Rows:
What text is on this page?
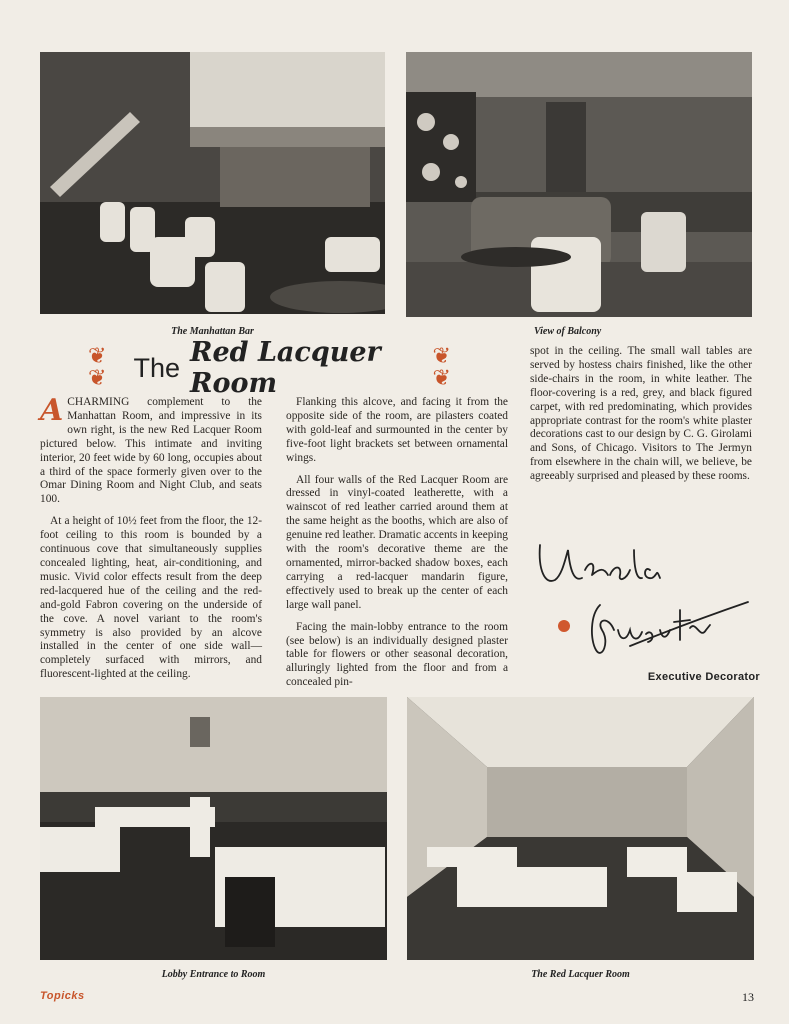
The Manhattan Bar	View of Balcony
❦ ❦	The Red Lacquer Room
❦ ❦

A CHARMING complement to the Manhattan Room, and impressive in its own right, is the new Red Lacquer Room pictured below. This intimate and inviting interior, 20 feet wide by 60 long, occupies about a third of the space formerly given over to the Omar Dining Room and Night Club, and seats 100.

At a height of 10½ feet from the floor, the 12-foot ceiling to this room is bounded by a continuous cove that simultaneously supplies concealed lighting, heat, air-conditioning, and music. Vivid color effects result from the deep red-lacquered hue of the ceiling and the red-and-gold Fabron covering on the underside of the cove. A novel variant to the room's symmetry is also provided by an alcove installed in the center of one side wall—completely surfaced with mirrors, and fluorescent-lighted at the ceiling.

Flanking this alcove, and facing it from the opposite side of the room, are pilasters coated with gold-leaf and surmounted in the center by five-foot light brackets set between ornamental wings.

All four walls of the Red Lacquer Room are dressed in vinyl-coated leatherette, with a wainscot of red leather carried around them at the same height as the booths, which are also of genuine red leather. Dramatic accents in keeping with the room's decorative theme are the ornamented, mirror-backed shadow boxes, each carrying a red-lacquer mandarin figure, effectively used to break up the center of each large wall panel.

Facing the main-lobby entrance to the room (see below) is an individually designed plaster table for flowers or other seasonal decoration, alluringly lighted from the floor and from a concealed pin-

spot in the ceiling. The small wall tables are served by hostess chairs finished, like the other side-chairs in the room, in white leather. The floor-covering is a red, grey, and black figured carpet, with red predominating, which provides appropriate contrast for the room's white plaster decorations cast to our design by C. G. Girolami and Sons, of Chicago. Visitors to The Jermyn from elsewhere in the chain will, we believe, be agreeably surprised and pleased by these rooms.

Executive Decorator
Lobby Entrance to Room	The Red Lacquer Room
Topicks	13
* * *
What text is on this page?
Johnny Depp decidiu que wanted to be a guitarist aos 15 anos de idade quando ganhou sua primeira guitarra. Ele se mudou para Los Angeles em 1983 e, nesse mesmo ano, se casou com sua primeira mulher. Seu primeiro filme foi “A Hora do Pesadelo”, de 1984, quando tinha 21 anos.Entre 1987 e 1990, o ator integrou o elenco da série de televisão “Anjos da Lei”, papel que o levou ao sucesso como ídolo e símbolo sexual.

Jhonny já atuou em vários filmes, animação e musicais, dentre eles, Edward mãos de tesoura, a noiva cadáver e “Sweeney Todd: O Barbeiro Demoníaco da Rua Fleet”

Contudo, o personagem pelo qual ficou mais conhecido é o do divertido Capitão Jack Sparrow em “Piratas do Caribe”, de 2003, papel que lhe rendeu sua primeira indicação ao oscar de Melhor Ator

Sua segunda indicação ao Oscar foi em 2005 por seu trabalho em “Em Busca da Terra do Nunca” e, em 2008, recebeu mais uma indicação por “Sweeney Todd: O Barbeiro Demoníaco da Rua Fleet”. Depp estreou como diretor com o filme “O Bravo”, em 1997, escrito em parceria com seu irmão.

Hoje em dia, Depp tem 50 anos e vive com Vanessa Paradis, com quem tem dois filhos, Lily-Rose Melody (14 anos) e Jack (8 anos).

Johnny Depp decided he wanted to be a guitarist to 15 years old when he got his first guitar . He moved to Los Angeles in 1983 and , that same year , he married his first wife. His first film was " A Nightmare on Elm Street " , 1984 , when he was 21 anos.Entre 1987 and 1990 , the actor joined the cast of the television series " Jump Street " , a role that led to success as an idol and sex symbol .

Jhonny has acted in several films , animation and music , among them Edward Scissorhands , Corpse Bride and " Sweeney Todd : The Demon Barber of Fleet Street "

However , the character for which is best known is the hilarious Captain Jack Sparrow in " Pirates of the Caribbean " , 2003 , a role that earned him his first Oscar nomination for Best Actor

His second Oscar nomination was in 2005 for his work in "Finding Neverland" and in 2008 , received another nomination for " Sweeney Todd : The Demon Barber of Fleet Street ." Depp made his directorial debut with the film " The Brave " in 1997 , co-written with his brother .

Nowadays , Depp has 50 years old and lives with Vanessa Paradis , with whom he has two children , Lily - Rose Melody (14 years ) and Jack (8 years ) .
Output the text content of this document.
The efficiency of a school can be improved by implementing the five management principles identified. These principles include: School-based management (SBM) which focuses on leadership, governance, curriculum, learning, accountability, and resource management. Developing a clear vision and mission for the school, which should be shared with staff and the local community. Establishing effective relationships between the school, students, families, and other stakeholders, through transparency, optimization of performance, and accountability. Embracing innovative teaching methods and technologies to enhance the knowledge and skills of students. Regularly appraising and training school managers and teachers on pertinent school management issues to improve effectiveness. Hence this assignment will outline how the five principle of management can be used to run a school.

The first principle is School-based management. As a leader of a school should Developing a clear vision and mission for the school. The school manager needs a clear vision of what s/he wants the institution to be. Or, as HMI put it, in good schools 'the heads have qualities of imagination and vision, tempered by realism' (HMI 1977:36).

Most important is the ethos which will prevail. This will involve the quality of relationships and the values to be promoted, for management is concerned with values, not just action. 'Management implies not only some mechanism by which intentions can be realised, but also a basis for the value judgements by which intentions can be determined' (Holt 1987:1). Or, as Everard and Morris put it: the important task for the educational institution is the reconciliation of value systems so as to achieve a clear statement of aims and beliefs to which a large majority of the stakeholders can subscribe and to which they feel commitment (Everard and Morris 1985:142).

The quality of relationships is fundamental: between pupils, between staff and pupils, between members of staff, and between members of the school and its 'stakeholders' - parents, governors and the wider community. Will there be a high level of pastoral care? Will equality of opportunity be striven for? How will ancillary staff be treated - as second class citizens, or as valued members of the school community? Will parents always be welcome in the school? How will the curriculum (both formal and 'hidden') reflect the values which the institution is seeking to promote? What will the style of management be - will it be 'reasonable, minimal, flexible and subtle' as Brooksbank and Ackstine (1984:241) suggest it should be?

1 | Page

Exercise instructions: How many lines in the records above contain the word "Vanessa"? Reply with the number alone.

Exercise solution: 2